--- Aim ---
Tally how many lines of these entries hold the string "header". Return the number alone.
[Start Recorded information]
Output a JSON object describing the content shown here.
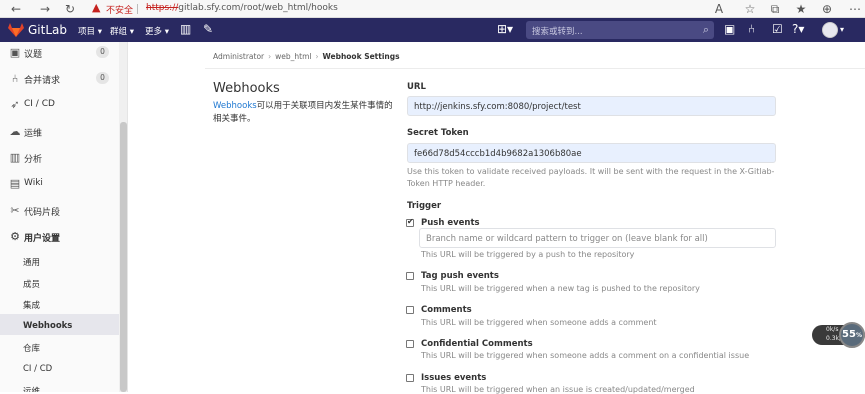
{
  "browser": {
    "insecure_label": "不安全",
    "url_scheme": "https://",
    "url_rest": "gitlab.sfy.com/root/web_html/hooks"
  },
  "header": {
    "app_name": "GitLab",
    "nav": [
      "项目",
      "群组",
      "更多"
    ],
    "search_placeholder": "搜索或转到...",
    "brand_color": "#292961"
  },
  "sidebar": {
    "items": [
      {
        "label": "议题",
        "icon": "issues-icon",
        "badge": "0"
      },
      {
        "label": "合并请求",
        "icon": "merge-request-icon",
        "badge": "0"
      },
      {
        "label": "CI / CD",
        "icon": "rocket-icon"
      },
      {
        "label": "运维",
        "icon": "cloud-icon"
      },
      {
        "label": "分析",
        "icon": "chart-icon"
      },
      {
        "label": "Wiki",
        "icon": "book-icon"
      },
      {
        "label": "代码片段",
        "icon": "scissors-icon"
      },
      {
        "label": "用户设置",
        "icon": "gear-icon"
      }
    ],
    "sub_items": [
      "通用",
      "成员",
      "集成",
      "Webhooks",
      "仓库",
      "CI / CD",
      "运维"
    ],
    "active_sub": "Webhooks"
  },
  "breadcrumb": [
    "Administrator",
    "web_html",
    "Webhook Settings"
  ],
  "page": {
    "title": "Webhooks",
    "desc_link": "Webhooks",
    "desc_text": "可以用于关联项目内发生某件事情的相关事件。",
    "url_label": "URL",
    "url_value": "http://jenkins.sfy.com:8080/project/test",
    "token_label": "Secret Token",
    "token_value": "fe66d78d54cccb1d4b9682a1306b80ae",
    "token_help": "Use this token to validate received payloads. It will be sent with the request in the X-Gitlab-Token HTTP header.",
    "trigger_label": "Trigger",
    "branch_placeholder": "Branch name or wildcard pattern to trigger on (leave blank for all)",
    "triggers": [
      {
        "label": "Push events",
        "checked": true,
        "help": "This URL will be triggered by a push to the repository"
      },
      {
        "label": "Tag push events",
        "checked": false,
        "help": "This URL will be triggered when a new tag is pushed to the repository"
      },
      {
        "label": "Comments",
        "checked": false,
        "help": "This URL will be triggered when someone adds a comment"
      },
      {
        "label": "Confidential Comments",
        "checked": false,
        "help": "This URL will be triggered when someone adds a comment on a confidential issue"
      },
      {
        "label": "Issues events",
        "checked": false,
        "help": "This URL will be triggered when an issue is created/updated/merged"
      }
    ]
  },
  "widget": {
    "up": "0k/s",
    "down": "0.3k/s",
    "percent": "55",
    "percent_unit": "%"
  }
}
[End Recorded information]
--- Response ---
2